Write each record again exactly as it stands.

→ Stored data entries
#####
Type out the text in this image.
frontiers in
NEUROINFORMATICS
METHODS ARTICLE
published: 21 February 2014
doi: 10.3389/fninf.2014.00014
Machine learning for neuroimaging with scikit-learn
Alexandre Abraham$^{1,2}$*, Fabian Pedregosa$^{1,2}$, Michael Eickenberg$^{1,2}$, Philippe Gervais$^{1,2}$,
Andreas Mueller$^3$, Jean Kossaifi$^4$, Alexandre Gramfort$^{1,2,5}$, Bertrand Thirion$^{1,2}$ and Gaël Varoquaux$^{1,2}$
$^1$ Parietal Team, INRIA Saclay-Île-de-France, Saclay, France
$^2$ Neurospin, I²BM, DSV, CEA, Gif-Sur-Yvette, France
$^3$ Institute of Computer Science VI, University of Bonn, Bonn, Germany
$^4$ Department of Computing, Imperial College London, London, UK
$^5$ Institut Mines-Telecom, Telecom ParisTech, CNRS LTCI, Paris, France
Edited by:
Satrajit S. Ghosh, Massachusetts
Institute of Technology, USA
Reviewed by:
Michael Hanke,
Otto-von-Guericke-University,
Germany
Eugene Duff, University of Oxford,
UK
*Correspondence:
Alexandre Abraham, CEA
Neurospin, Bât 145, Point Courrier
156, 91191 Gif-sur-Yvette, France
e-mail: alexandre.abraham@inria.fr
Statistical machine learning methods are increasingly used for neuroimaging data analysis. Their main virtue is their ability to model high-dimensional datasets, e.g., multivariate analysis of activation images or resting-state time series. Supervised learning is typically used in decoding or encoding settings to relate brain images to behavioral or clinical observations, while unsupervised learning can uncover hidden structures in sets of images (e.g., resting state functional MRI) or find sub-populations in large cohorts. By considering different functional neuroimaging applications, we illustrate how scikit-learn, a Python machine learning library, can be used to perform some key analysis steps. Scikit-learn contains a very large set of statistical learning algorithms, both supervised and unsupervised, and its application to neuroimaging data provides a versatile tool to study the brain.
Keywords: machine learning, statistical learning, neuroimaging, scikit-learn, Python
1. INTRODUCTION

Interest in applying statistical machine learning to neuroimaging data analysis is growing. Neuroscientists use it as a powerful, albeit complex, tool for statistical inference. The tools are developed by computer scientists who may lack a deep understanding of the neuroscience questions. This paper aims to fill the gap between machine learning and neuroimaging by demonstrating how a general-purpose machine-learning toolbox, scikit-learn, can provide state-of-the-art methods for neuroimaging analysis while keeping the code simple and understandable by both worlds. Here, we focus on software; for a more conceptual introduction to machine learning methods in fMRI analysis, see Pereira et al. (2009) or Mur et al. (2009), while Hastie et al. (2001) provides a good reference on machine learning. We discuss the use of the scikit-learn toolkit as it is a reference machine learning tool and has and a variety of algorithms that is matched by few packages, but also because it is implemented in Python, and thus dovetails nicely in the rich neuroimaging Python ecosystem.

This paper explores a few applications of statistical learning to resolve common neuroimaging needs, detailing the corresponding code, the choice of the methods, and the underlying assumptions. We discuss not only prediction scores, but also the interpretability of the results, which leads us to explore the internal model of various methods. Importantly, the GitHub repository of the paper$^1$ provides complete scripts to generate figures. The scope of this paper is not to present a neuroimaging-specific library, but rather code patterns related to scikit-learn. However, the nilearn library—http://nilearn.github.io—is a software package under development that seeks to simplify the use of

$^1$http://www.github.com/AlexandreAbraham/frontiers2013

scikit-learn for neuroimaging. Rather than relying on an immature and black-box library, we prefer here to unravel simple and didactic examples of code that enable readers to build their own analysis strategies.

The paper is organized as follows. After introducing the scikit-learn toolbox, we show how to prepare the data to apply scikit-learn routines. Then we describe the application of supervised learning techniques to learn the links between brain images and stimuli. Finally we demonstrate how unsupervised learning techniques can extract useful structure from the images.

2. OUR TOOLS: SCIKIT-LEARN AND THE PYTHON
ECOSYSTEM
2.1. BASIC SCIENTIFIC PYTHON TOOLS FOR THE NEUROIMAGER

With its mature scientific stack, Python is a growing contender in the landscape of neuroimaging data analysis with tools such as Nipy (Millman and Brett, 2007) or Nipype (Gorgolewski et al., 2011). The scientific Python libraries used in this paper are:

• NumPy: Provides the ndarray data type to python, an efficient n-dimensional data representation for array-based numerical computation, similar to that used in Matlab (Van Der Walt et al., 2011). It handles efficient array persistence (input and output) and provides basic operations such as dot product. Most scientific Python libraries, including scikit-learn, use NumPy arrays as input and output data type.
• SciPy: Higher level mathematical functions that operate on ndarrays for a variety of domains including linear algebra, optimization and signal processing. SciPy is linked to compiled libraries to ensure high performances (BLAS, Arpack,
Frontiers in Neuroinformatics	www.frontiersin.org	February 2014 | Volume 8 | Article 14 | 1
#####
→ Written response
Type out the text in this image.
frontiers in
NEUROINFORMATICS
METHODS ARTICLE
published: 21 February 2014
doi: 10.3389/fninf.2014.00014
Machine learning for neuroimaging with scikit-learn
Alexandre Abraham$^{1,2}$*, Fabian Pedregosa$^{1,2}$, Michael Eickenberg$^{1,2}$, Philippe Gervais$^{1,2}$,
Andreas Mueller$^3$, Jean Kossaifi$^4$, Alexandre Gramfort$^{1,2,5}$, Bertrand Thirion$^{1,2}$ and Gaël Varoquaux$^{1,2}$
$^1$ Parietal Team, INRIA Saclay-Île-de-France, Saclay, France
$^2$ Neurospin, I²BM, DSV, CEA, Gif-Sur-Yvette, France
$^3$ Institute of Computer Science VI, University of Bonn, Bonn, Germany
$^4$ Department of Computing, Imperial College London, London, UK
$^5$ Institut Mines-Telecom, Telecom ParisTech, CNRS LTCI, Paris, France
Edited by:
Satrajit S. Ghosh, Massachusetts
Institute of Technology, USA
Reviewed by:
Michael Hanke,
Otto-von-Guericke-University,
Germany
Eugene Duff, University of Oxford,
UK
*Correspondence:
Alexandre Abraham, CEA
Neurospin, Bât 145, Point Courrier
156, 91191 Gif-sur-Yvette, France
e-mail: alexandre.abraham@inria.fr
Statistical machine learning methods are increasingly used for neuroimaging data analysis. Their main virtue is their ability to model high-dimensional datasets, e.g., multivariate analysis of activation images or resting-state time series. Supervised learning is typically used in decoding or encoding settings to relate brain images to behavioral or clinical observations, while unsupervised learning can uncover hidden structures in sets of images (e.g., resting state functional MRI) or find sub-populations in large cohorts. By considering different functional neuroimaging applications, we illustrate how scikit-learn, a Python machine learning library, can be used to perform some key analysis steps. Scikit-learn contains a very large set of statistical learning algorithms, both supervised and unsupervised, and its application to neuroimaging data provides a versatile tool to study the brain.
Keywords: machine learning, statistical learning, neuroimaging, scikit-learn, Python
1. INTRODUCTION

Interest in applying statistical machine learning to neuroimaging data analysis is growing. Neuroscientists use it as a powerful, albeit complex, tool for statistical inference. The tools are developed by computer scientists who may lack a deep understanding of the neuroscience questions. This paper aims to fill the gap between machine learning and neuroimaging by demonstrating how a general-purpose machine-learning toolbox, scikit-learn, can provide state-of-the-art methods for neuroimaging analysis while keeping the code simple and understandable by both worlds. Here, we focus on software; for a more conceptual introduction to machine learning methods in fMRI analysis, see Pereira et al. (2009) or Mur et al. (2009), while Hastie et al. (2001) provides a good reference on machine learning. We discuss the use of the scikit-learn toolkit as it is a reference machine learning tool and has and a variety of algorithms that is matched by few packages, but also because it is implemented in Python, and thus dovetails nicely in the rich neuroimaging Python ecosystem.

This paper explores a few applications of statistical learning to resolve common neuroimaging needs, detailing the corresponding code, the choice of the methods, and the underlying assumptions. We discuss not only prediction scores, but also the interpretability of the results, which leads us to explore the internal model of various methods. Importantly, the GitHub repository of the paper$^1$ provides complete scripts to generate figures. The scope of this paper is not to present a neuroimaging-specific library, but rather code patterns related to scikit-learn. However, the nilearn library—http://nilearn.github.io—is a software package under development that seeks to simplify the use of

$^1$http://www.github.com/AlexandreAbraham/frontiers2013

scikit-learn for neuroimaging. Rather than relying on an immature and black-box library, we prefer here to unravel simple and didactic examples of code that enable readers to build their own analysis strategies.

The paper is organized as follows. After introducing the scikit-learn toolbox, we show how to prepare the data to apply scikit-learn routines. Then we describe the application of supervised learning techniques to learn the links between brain images and stimuli. Finally we demonstrate how unsupervised learning techniques can extract useful structure from the images.

2. OUR TOOLS: SCIKIT-LEARN AND THE PYTHON
ECOSYSTEM
2.1. BASIC SCIENTIFIC PYTHON TOOLS FOR THE NEUROIMAGER

With its mature scientific stack, Python is a growing contender in the landscape of neuroimaging data analysis with tools such as Nipy (Millman and Brett, 2007) or Nipype (Gorgolewski et al., 2011). The scientific Python libraries used in this paper are:

• NumPy: Provides the ndarray data type to python, an efficient n-dimensional data representation for array-based numerical computation, similar to that used in Matlab (Van Der Walt et al., 2011). It handles efficient array persistence (input and output) and provides basic operations such as dot product. Most scientific Python libraries, including scikit-learn, use NumPy arrays as input and output data type.
• SciPy: Higher level mathematical functions that operate on ndarrays for a variety of domains including linear algebra, optimization and signal processing. SciPy is linked to compiled libraries to ensure high performances (BLAS, Arpack,
Frontiers in Neuroinformatics	www.frontiersin.org	February 2014 | Volume 8 | Article 14 | 1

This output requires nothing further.